(Dataset items)
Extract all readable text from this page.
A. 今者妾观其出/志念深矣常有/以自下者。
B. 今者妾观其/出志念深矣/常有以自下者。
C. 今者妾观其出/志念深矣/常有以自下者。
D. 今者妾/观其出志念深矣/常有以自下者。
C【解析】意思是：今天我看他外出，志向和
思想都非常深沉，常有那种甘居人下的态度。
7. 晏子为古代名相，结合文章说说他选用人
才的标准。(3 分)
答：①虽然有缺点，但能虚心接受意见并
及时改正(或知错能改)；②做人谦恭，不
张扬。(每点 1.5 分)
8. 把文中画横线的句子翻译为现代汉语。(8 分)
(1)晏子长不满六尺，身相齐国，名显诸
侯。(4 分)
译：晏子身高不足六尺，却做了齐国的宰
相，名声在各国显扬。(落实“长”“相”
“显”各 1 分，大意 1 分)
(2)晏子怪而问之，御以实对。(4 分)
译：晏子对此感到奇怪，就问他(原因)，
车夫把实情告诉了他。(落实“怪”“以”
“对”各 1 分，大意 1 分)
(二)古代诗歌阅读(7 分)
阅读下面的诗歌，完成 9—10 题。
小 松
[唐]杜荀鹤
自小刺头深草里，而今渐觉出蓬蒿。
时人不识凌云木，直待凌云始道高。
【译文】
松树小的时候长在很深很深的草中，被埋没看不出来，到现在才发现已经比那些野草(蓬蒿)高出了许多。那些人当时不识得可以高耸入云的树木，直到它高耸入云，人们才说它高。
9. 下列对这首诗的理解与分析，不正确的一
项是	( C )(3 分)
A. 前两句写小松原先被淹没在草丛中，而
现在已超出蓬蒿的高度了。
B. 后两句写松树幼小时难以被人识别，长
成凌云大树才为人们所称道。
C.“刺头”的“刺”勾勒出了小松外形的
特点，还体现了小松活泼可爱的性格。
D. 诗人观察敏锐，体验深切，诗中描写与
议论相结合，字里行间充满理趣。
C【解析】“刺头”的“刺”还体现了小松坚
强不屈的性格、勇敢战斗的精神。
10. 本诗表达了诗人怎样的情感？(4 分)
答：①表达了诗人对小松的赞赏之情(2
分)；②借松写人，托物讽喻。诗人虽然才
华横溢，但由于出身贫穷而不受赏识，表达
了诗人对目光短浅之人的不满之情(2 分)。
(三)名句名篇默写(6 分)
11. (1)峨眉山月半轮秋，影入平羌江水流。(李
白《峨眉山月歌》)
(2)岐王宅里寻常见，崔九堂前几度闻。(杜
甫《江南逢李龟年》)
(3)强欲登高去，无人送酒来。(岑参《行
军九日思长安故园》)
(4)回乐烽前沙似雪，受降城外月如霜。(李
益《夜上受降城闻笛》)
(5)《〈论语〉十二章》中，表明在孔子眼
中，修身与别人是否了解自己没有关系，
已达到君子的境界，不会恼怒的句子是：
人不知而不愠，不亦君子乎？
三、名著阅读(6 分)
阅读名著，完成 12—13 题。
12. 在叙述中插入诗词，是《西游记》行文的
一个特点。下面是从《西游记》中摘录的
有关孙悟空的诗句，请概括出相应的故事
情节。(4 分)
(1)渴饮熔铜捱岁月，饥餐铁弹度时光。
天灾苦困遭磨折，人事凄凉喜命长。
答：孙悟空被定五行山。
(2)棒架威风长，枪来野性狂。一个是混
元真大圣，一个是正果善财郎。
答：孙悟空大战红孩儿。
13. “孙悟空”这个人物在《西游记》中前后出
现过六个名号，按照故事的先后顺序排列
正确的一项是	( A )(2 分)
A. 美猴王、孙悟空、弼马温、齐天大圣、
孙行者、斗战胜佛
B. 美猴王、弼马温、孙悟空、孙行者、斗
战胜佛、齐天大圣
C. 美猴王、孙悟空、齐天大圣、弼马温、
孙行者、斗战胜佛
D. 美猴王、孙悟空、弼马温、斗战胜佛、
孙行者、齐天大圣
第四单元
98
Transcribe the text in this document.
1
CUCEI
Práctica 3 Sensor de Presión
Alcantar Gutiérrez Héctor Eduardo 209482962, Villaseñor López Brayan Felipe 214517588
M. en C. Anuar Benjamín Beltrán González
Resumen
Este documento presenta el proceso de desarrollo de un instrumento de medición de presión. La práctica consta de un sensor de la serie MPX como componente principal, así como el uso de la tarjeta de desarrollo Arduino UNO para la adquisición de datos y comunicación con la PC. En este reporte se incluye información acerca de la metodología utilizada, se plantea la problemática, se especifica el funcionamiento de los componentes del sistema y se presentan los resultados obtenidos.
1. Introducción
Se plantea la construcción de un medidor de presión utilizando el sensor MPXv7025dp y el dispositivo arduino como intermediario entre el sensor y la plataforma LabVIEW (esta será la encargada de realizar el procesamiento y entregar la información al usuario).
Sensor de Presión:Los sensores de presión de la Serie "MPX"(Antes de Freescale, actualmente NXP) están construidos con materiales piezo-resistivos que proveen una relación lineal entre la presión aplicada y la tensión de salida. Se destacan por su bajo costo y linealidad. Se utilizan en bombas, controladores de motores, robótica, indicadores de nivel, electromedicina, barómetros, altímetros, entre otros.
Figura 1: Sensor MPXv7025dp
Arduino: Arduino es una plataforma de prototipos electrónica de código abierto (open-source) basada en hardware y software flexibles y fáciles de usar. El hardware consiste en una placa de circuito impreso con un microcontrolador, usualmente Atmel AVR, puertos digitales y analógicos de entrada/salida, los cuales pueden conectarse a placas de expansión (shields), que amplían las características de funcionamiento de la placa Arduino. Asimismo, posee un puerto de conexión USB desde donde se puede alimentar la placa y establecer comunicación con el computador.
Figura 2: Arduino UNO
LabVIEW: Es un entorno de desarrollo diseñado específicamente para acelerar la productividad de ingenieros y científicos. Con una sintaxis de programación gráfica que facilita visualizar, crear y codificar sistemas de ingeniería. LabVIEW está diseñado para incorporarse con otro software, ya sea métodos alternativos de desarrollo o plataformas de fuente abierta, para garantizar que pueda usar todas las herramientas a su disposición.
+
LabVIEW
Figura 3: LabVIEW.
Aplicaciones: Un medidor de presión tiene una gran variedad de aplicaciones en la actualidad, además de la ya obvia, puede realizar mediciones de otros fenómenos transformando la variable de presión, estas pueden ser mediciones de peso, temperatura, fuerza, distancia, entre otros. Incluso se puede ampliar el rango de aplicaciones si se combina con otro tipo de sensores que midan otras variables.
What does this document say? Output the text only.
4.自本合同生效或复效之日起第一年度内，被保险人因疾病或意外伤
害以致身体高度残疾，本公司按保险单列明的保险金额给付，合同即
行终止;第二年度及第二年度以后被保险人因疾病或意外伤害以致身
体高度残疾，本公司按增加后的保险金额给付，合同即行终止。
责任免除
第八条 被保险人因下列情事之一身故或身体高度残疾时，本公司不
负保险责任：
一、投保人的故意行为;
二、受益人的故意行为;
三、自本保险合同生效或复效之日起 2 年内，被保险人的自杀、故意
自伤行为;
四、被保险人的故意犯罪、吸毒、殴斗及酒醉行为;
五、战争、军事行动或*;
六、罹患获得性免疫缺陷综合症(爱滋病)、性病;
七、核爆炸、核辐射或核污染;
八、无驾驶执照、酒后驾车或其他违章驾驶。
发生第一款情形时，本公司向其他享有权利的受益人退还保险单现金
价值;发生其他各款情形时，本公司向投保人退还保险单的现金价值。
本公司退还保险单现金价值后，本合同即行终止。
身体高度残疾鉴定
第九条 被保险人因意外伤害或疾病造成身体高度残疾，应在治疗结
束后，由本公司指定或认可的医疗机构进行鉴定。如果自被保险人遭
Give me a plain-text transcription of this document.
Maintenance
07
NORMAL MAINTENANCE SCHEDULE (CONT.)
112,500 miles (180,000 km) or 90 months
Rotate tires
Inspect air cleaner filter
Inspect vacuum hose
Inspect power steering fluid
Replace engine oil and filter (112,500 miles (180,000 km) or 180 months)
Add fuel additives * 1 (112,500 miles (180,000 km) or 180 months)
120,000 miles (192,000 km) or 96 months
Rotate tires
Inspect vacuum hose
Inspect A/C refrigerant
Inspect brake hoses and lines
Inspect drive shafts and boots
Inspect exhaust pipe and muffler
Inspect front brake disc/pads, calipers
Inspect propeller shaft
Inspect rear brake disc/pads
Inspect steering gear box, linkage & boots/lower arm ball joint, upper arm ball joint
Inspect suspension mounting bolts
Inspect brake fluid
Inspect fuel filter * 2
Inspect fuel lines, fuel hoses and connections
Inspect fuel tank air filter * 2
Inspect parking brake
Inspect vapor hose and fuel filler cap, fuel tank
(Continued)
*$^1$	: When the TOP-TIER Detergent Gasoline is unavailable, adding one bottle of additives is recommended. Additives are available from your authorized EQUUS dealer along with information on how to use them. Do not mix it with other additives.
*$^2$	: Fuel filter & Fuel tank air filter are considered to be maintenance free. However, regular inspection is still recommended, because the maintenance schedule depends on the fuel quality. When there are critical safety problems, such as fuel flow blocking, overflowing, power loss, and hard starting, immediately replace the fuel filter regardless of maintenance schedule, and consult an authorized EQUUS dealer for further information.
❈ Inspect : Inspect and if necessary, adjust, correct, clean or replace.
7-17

● STATED PROBLEM
Scan the material above for the string "desarrollo" and report each line where you find it.

● REPLY
Este documento presenta el proceso de desarrollo de un instrumento de medición de presión. La práctica consta de un sensor de la serie MPX como componente principal, así como el uso de la tarjeta de desarrollo Arduino UNO para la adquisición de datos y comunicación con la PC. En este reporte se incluye información acerca de la metodología utilizada, se plantea la problemática, se especifica el funcionamiento de los componentes del sistema y se presentan los resultados obtenidos.
LabVIEW: Es un entorno de desarrollo diseñado específicamente para acelerar la productividad de ingenieros y científicos. Con una sintaxis de programación gráfica que facilita visualizar, crear y codificar sistemas de ingeniería. LabVIEW está diseñado para incorporarse con otro software, ya sea métodos alternativos de desarrollo o plataformas de fuente abierta, para garantizar que pueda usar todas las herramientas a su disposición.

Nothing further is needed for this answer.